▸ Aufgabe 1
Schreiben Sie den Abschnitt des Spielberichts zwischen „28. November 2022“ und „zum Ausgleich erzielten.“, beides eingeschlossen, neu und setzen Sie dabei „turbulenten Spiel“ an die Stelle von „verrückten Spiel“.
▸ Aufgabe 2
Beantworten Sie anhand des Spielberichts die folgenden Fragen:
(a) Welcher Mannschaft unterlag Kamerun am ersten Spieltag?
(b) Mit welchem Spielstand führte Serbien zwischenzeitlich?
(c) In welcher Minute traf Mitrovic den Pfosten?

▸ Dokument
WM 2022 | Völlig wildes Spiel zwischen Kamerun und Serbien endet mit 3:3!

28. November 2022 | WM 2022 | BY Marc Schwitzky

News | In einem verrückten Spiel haben sich Kamerun und Serbien mit 3:3 getrennt. Kamerun ging überraschend mit 1:0 in Führung, doch Serbien dreht die Begegnung, führte zwischenzeitlich sogar mit 3:1 – nur damit Kamerun erneut aus dem Nichts zurückkam und noch die zwei Tore zum Ausgleich erzielten.

Ausgangslage beider Teams: Kamerun unterlag am ersten Spieltag der WM 2022 knapp der Schweiz, verlor aufgrund der fehlenden Effektivität. Die Serben bekamen es mit Brasilien zu tun, einem der Favoriten auf den Titel bei diesem Turnier. Zwar gab es gute Ansätze, aber am Ende eine verdiente Niederlage. Das direkte Duell wird nun sehr wichtig, denn eine Niederlage könnte schon das praktische Aus bedeuten.

Serbien pulverisiert Kameruns schmeichelhafte Führung in der Nachspielzeit

In den ersten Spielminuten war Kampf das bestimmende Element: beide Teams agierten sehr körperlich, störten sich gegenseitig auffällig früh und ließen wenig Platz. So kam es in der Anfangsphase zu wenig Spielfluss und klaren Torchancen, auch wenn Serbien kleine Feldvorteile und die erste Torgelegenheit zu verzeichnen hatte. Serbien war versucht, sehr vertikal auf die individuell stark besetzten Flügelpositionen zu spielen, um dann den so kopfballstarken Mitrovic per Flanke zu suchen. In der 11. Minute hätte eben besagter Sturmtank beinahe die serbische Führung erzielt, doch sein Schuss aus halbrechter Position des Strafraums traf nur den Pfosten. Zuvor hatte ein einfacher Doppelpass die kamerunische Abwehr überlistet.

▸ Bereitgestelltes Material
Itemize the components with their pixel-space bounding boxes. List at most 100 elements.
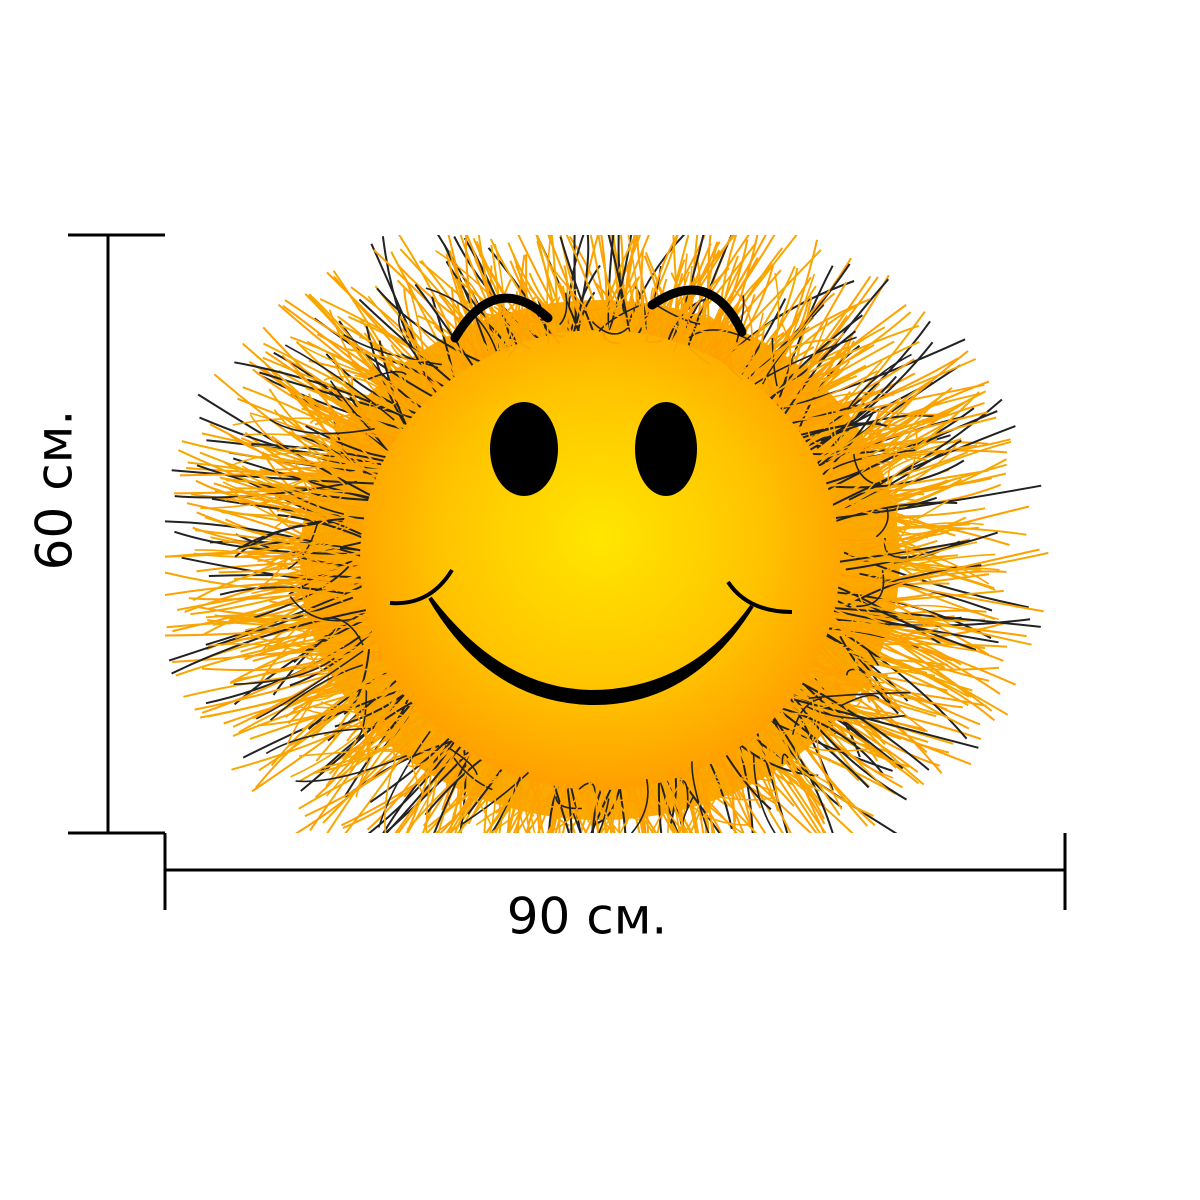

▸ Schriftliche Lösung 1
28. November 2022 | WM 2022 | BY Marc Schwitzky

News | In einem turbulenten Spiel haben sich Kamerun und Serbien mit 3:3 getrennt. Kamerun ging überraschend mit 1:0 in Führung, doch Serbien dreht die Begegnung, führte zwischenzeitlich sogar mit 3:1 – nur damit Kamerun erneut aus dem Nichts zurückkam und noch die zwei Tore zum Ausgleich erzielten.

▸ Schriftliche Lösung 2
(a) Der Schweiz.
(b) Mit 3:1.
(c) In der 11. Minute.